Reply only with how many lines contain the word "this".
▼
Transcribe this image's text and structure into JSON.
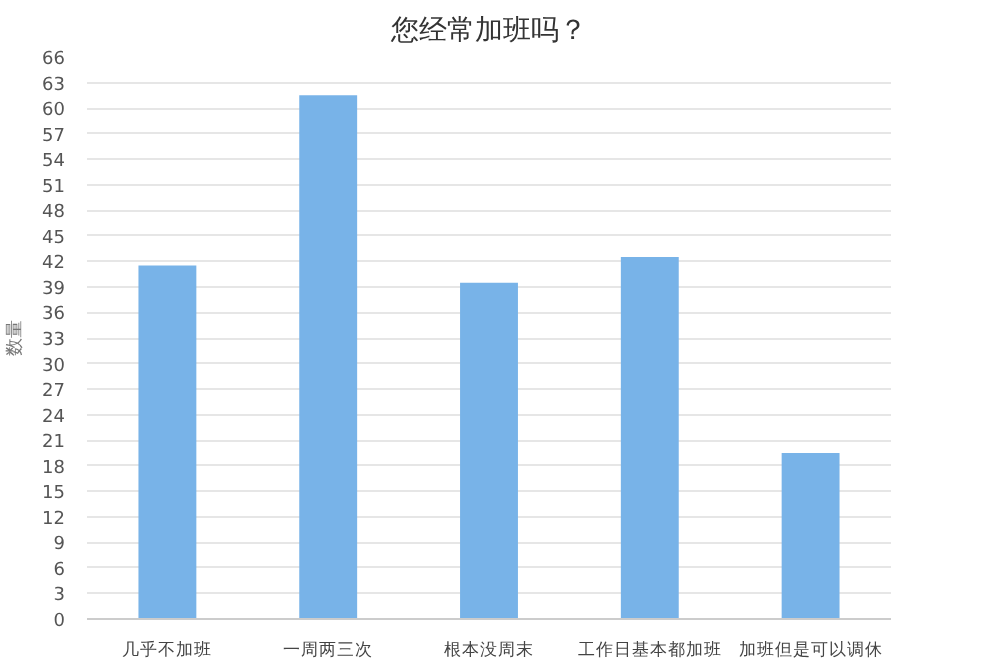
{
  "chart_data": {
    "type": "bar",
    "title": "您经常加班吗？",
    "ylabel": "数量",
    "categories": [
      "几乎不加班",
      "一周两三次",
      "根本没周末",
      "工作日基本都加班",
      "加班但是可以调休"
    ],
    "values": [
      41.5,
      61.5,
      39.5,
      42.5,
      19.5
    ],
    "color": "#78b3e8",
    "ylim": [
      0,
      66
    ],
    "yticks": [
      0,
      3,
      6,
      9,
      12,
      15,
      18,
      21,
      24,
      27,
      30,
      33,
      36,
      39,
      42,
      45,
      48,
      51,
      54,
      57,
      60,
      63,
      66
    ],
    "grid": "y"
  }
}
▲
▼
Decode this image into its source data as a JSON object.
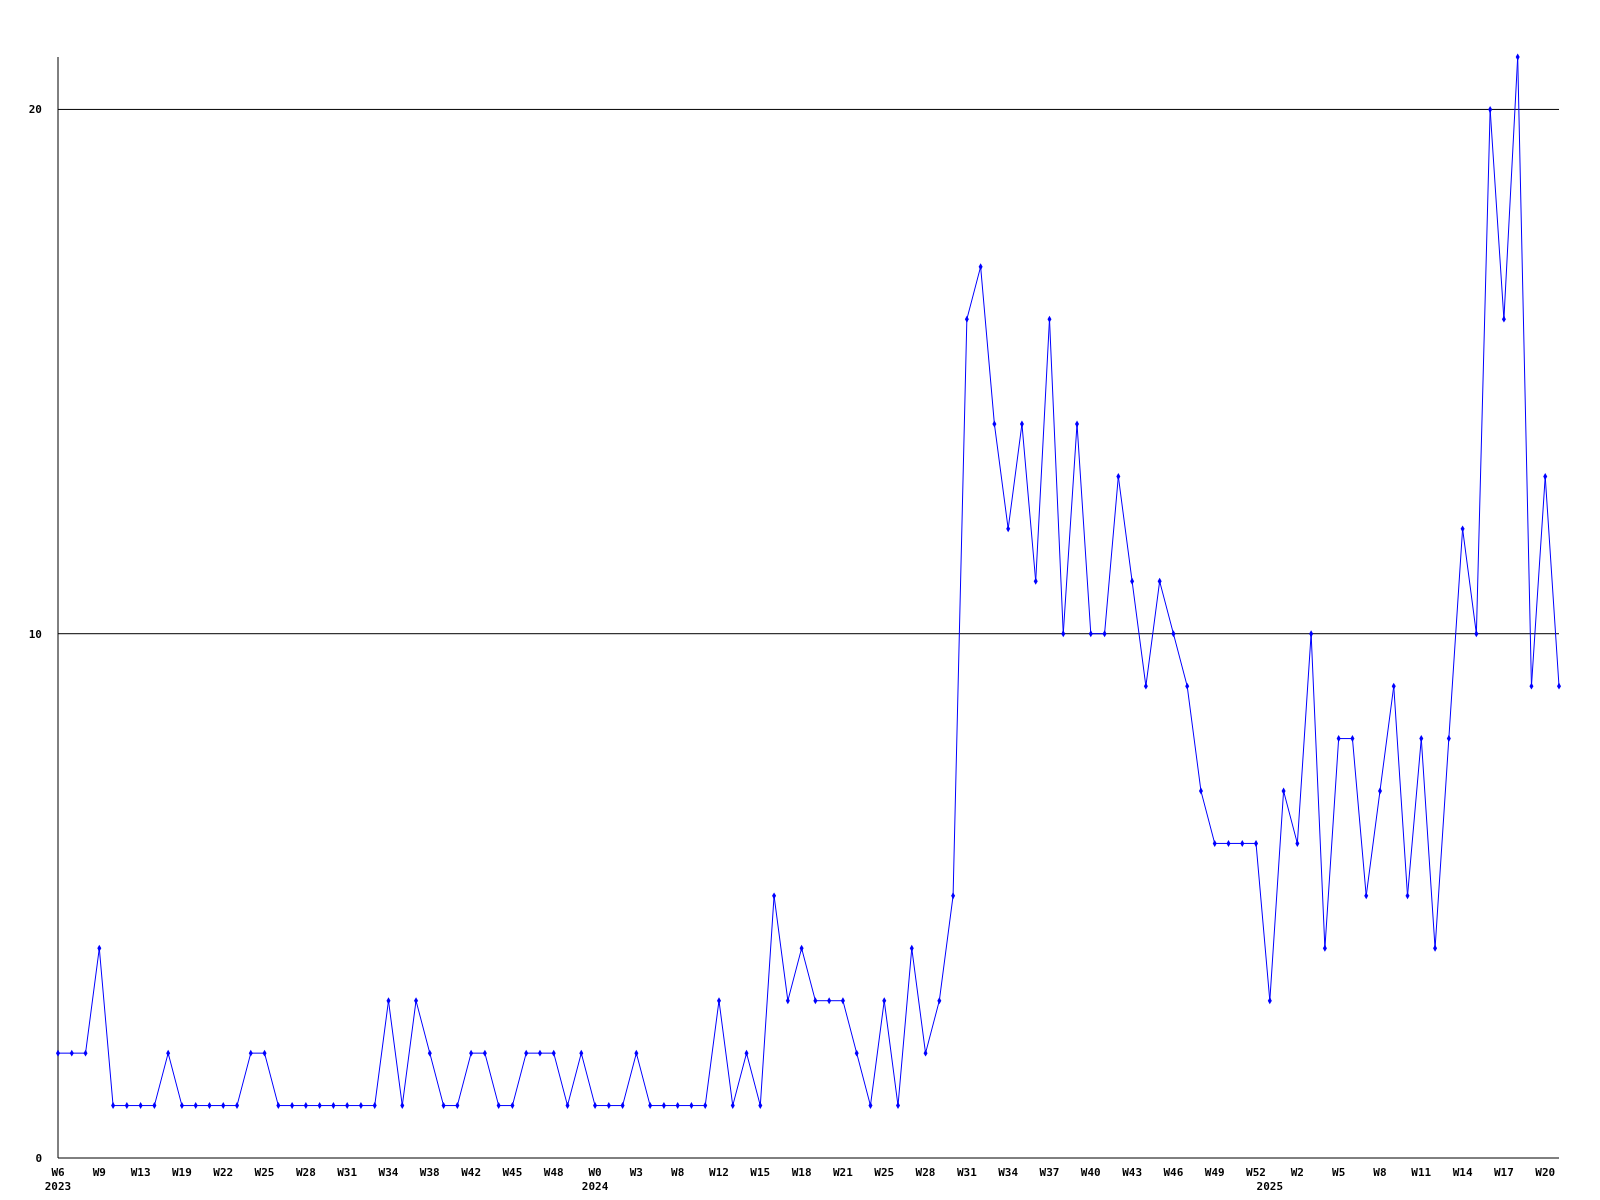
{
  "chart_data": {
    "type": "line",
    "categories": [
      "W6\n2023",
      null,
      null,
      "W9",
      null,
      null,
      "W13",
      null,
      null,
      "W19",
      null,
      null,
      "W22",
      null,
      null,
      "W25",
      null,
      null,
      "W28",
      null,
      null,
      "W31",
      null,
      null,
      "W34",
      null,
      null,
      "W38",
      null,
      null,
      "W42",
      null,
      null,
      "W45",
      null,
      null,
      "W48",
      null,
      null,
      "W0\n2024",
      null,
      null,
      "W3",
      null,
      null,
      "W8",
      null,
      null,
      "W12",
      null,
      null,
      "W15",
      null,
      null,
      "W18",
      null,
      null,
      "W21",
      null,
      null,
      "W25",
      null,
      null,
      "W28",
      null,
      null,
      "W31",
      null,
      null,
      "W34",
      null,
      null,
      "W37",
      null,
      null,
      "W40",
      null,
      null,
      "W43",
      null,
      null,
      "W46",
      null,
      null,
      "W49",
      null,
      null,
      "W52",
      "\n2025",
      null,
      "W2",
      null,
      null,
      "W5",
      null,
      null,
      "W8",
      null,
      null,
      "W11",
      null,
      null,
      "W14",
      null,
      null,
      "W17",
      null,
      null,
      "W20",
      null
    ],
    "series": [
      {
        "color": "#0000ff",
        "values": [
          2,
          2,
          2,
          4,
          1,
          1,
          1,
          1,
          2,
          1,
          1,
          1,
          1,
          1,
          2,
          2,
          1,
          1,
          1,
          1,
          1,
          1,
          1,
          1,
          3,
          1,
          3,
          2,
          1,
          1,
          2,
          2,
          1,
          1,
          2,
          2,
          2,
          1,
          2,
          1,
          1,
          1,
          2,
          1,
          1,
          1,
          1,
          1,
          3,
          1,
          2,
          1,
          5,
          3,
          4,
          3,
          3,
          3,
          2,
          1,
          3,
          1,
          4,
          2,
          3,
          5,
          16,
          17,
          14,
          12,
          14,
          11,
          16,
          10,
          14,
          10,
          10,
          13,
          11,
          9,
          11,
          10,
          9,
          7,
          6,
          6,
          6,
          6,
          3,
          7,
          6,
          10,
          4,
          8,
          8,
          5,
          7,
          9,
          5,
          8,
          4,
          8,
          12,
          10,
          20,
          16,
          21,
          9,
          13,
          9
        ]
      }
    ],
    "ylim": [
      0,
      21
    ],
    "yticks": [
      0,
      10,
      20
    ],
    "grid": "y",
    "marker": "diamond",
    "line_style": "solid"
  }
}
▲
- _Finished answer_:
2